* START Records to process *

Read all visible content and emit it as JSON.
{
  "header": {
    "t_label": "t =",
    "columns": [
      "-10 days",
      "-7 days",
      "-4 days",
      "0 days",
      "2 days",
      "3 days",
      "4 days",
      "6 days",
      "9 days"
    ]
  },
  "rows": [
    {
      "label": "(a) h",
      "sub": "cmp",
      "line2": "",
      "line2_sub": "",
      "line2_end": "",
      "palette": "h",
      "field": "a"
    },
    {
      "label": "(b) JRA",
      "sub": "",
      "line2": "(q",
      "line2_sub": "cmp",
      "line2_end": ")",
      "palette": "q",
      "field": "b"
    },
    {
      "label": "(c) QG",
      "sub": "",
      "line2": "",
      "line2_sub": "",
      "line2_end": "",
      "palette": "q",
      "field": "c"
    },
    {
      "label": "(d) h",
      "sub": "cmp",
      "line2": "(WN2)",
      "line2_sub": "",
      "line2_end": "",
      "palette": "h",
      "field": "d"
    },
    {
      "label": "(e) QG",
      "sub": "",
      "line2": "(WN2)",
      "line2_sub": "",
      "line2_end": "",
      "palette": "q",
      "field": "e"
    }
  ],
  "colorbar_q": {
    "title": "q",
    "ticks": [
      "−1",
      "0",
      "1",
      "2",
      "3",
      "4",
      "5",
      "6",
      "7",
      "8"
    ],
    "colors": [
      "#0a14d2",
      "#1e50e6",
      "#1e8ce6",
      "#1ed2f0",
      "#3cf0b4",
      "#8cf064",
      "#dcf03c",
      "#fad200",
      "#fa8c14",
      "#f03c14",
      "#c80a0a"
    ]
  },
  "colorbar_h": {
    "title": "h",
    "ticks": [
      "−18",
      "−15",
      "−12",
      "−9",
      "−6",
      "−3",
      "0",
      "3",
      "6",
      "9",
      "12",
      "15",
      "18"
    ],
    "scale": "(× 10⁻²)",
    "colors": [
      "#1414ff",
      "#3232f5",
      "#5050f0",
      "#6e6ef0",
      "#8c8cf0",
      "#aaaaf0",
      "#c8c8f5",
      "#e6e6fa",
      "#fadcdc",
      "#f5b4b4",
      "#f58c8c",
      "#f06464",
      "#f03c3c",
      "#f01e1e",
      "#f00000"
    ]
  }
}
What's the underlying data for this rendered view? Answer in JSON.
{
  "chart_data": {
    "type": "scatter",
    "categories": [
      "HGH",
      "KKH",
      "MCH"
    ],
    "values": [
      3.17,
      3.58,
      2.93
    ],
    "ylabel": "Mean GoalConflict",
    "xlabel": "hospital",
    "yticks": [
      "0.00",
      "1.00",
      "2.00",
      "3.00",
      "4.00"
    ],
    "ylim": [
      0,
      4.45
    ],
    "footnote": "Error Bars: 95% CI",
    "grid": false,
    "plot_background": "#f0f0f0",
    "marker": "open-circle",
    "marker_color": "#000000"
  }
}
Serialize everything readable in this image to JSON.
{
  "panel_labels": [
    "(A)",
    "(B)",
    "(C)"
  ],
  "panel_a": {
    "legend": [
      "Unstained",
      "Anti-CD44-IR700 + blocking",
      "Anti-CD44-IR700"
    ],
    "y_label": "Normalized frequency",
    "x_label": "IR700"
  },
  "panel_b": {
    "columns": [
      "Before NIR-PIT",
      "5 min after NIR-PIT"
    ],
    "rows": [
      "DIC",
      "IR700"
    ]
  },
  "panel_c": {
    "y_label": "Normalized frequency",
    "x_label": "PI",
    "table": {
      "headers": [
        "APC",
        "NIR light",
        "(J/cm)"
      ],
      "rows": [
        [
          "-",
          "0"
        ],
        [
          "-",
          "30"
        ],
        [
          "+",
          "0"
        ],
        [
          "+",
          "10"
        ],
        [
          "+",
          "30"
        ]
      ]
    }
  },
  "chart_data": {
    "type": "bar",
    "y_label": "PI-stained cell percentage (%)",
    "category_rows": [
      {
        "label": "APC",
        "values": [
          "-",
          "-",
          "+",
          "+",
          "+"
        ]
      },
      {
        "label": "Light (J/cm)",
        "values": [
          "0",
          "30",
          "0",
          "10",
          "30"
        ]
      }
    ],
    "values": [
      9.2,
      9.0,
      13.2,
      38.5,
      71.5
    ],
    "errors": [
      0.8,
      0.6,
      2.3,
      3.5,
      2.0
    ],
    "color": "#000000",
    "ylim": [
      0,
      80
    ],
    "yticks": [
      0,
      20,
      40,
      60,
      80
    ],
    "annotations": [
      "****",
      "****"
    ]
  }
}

* END Records to process *
* START Records to process *

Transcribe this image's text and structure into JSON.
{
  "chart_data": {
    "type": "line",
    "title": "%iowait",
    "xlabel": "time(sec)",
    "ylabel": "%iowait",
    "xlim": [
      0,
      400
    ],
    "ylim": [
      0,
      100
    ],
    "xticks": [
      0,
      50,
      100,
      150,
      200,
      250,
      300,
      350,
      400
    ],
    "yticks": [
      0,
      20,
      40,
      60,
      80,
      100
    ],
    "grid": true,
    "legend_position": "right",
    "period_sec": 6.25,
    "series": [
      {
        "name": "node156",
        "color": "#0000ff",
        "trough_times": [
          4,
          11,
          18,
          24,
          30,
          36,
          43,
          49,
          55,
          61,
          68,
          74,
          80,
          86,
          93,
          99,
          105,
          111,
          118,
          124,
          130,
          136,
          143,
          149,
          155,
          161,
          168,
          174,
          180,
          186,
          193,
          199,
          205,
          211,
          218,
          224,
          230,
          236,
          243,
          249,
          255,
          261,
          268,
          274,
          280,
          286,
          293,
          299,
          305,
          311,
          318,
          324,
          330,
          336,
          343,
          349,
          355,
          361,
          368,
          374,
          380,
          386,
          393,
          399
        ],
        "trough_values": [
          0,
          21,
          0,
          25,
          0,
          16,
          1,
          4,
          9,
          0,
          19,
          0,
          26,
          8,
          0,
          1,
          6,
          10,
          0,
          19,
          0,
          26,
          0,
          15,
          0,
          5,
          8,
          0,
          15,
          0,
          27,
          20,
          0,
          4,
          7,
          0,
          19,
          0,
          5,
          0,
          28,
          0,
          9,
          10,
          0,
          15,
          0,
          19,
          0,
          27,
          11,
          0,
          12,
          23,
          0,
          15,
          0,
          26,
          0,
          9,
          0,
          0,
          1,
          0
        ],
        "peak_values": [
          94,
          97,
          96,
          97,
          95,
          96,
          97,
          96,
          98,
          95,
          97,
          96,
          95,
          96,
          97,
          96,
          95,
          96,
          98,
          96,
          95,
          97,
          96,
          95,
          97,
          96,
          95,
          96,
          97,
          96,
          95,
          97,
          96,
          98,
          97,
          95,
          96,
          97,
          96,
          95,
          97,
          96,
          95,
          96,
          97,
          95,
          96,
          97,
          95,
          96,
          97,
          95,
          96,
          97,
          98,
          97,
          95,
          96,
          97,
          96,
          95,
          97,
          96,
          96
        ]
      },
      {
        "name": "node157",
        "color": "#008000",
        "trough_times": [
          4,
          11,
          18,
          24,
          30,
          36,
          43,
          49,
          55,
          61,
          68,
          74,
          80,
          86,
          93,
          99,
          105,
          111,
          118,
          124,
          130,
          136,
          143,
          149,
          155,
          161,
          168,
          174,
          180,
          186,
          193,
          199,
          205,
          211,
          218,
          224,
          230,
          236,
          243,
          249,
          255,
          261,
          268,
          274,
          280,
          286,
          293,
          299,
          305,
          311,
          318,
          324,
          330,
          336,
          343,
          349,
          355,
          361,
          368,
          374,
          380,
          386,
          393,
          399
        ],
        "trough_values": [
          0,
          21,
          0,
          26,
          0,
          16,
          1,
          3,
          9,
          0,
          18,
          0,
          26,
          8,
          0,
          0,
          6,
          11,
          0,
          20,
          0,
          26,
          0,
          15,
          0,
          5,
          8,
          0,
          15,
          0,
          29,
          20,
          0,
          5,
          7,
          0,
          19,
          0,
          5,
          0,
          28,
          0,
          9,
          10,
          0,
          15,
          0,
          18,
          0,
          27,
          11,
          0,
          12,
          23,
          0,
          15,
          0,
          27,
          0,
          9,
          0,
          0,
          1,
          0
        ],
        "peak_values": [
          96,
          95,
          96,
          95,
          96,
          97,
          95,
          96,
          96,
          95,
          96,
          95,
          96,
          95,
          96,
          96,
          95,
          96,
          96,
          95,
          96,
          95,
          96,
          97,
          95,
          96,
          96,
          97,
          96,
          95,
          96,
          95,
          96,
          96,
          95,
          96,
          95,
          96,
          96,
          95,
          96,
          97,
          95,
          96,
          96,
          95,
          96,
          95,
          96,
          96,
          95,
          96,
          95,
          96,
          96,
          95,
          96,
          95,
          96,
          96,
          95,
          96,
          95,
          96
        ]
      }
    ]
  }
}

* END Records to process *

**Exercise instructions:**
Identify all lines in the records above with the word "this".

**Output of the exercise:**
What's the underlying data for this rendered view? Answer in JSON.
Serialize everything readable in this image to JSON.
Transcribe this image's text and structure into JSON.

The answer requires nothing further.